__What is asked__
Gather all lines from the material that contain "JSON".
- - -
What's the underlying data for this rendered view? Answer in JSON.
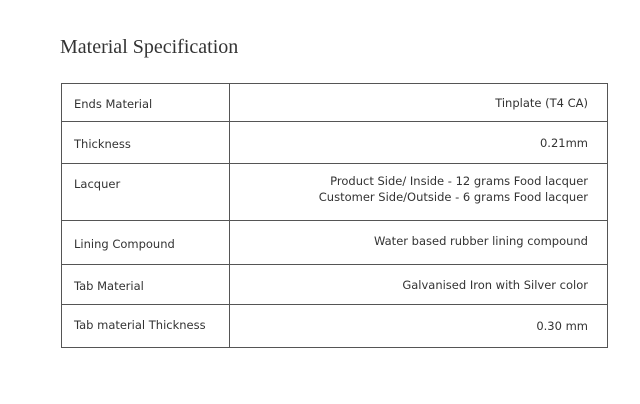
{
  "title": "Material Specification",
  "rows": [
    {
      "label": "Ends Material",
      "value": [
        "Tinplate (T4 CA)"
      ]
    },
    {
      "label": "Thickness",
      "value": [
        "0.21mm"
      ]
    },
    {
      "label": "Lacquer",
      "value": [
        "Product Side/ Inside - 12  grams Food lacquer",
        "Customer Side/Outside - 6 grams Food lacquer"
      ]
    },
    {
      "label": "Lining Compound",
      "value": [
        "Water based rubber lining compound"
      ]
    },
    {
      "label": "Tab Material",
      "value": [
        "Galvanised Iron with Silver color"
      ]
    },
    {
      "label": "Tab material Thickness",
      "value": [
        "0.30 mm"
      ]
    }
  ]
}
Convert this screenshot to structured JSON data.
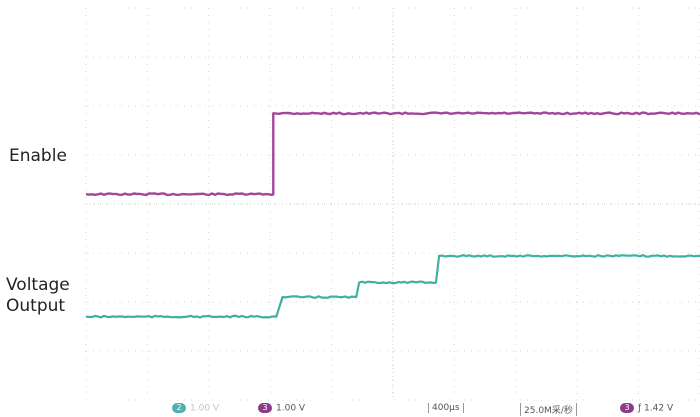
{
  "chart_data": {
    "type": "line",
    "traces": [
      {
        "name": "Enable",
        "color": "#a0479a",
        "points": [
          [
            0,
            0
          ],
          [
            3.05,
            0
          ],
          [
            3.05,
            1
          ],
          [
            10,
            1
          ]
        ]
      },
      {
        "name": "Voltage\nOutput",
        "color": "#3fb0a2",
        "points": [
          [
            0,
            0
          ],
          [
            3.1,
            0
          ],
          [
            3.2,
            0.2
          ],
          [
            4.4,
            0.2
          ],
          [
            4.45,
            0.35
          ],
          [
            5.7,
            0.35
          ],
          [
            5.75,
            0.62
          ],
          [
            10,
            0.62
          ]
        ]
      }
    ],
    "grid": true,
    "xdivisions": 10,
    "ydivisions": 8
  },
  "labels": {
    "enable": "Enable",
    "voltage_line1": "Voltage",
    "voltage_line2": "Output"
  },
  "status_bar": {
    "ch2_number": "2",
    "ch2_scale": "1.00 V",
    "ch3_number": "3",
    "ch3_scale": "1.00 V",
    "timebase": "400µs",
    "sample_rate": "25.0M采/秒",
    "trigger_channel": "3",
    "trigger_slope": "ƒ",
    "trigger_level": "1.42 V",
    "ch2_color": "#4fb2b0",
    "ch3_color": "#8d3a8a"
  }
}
- - -
__Answer to the task__
What's the underlying data for this rendered view? Answer in JSON.
Convert this screenshot to structured JSON data.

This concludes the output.